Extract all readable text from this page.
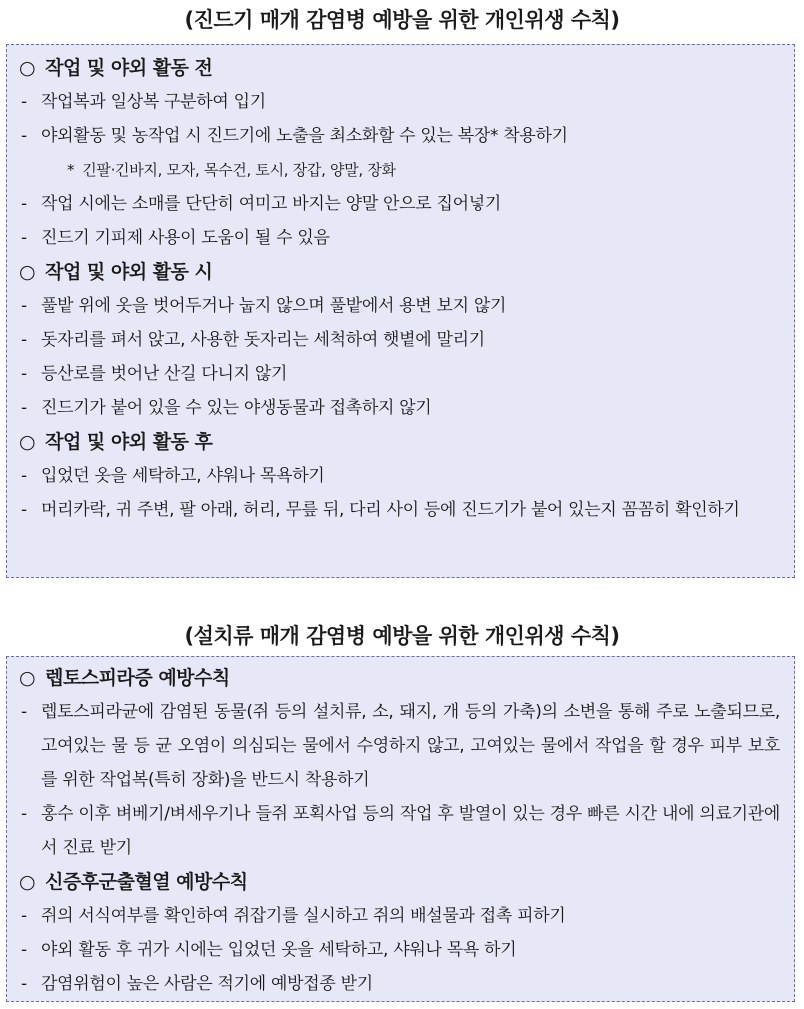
(진드기 매개 감염병 예방을 위한 개인위생 수칙)
○ 작업 및 야외 활동 전
- 작업복과 일상복 구분하여 입기
- 야외활동 및 농작업 시 진드기에 노출을 최소화할 수 있는 복장* 착용하기
* 긴팔·긴바지, 모자, 목수건, 토시, 장갑, 양말, 장화
- 작업 시에는 소매를 단단히 여미고 바지는 양말 안으로 집어넣기
- 진드기 기피제 사용이 도움이 될 수 있음
○ 작업 및 야외 활동 시
- 풀밭 위에 옷을 벗어두거나 눕지 않으며 풀밭에서 용변 보지 않기
- 돗자리를 펴서 앉고, 사용한 돗자리는 세척하여 햇볕에 말리기
- 등산로를 벗어난 산길 다니지 않기
- 진드기가 붙어 있을 수 있는 야생동물과 접촉하지 않기
○ 작업 및 야외 활동 후
- 입었던 옷을 세탁하고, 샤워나 목욕하기
- 머리카락, 귀 주변, 팔 아래, 허리, 무릎 뒤, 다리 사이 등에 진드기가 붙어 있는지 꼼꼼히 확인하기
(설치류 매개 감염병 예방을 위한 개인위생 수칙)
○ 렙토스피라증 예방수칙
- 렙토스피라균에 감염된 동물(쥐 등의 설치류, 소, 돼지, 개 등의 가축)의 소변을 통해 주로 노출되므로, 고여있는 물 등 균 오염이 의심되는 물에서 수영하지 않고, 고여있는 물에서 작업을 할 경우 피부 보호를 위한 작업복(특히 장화)을 반드시 착용하기
- 홍수 이후 벼베기/벼세우기나 들쥐 포획사업 등의 작업 후 발열이 있는 경우 빠른 시간 내에 의료기관에서 진료 받기
○ 신증후군출혈열 예방수칙
- 쥐의 서식여부를 확인하여 쥐잡기를 실시하고 쥐의 배설물과 접촉 피하기
- 야외 활동 후 귀가 시에는 입었던 옷을 세탁하고, 샤워나 목욕 하기
- 감염위험이 높은 사람은 적기에 예방접종 받기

▸ OBJECTIVE:
Leave the pictures out, and print every line of the listing exactly as written.

▸ RESPONSE TO THE EXERCISE:
Extract all readable text from this page.
(진드기 매개 감염병 예방을 위한 개인위생 수칙)
○ 작업 및 야외 활동 전
- 작업복과 일상복 구분하여 입기
- 야외활동 및 농작업 시 진드기에 노출을 최소화할 수 있는 복장* 착용하기
* 긴팔·긴바지, 모자, 목수건, 토시, 장갑, 양말, 장화
- 작업 시에는 소매를 단단히 여미고 바지는 양말 안으로 집어넣기
- 진드기 기피제 사용이 도움이 될 수 있음
○ 작업 및 야외 활동 시
- 풀밭 위에 옷을 벗어두거나 눕지 않으며 풀밭에서 용변 보지 않기
- 돗자리를 펴서 앉고, 사용한 돗자리는 세척하여 햇볕에 말리기
- 등산로를 벗어난 산길 다니지 않기
- 진드기가 붙어 있을 수 있는 야생동물과 접촉하지 않기
○ 작업 및 야외 활동 후
- 입었던 옷을 세탁하고, 샤워나 목욕하기
- 머리카락, 귀 주변, 팔 아래, 허리, 무릎 뒤, 다리 사이 등에 진드기가 붙어 있는지 꼼꼼히 확인하기
(설치류 매개 감염병 예방을 위한 개인위생 수칙)
○ 렙토스피라증 예방수칙
- 렙토스피라균에 감염된 동물(쥐 등의 설치류, 소, 돼지, 개 등의 가축)의 소변을 통해 주로 노출되므로, 고여있는 물 등 균 오염이 의심되는 물에서 수영하지 않고, 고여있는 물에서 작업을 할 경우 피부 보호를 위한 작업복(특히 장화)을 반드시 착용하기
- 홍수 이후 벼베기/벼세우기나 들쥐 포획사업 등의 작업 후 발열이 있는 경우 빠른 시간 내에 의료기관에서 진료 받기
○ 신증후군출혈열 예방수칙
- 쥐의 서식여부를 확인하여 쥐잡기를 실시하고 쥐의 배설물과 접촉 피하기
- 야외 활동 후 귀가 시에는 입었던 옷을 세탁하고, 샤워나 목욕 하기
- 감염위험이 높은 사람은 적기에 예방접종 받기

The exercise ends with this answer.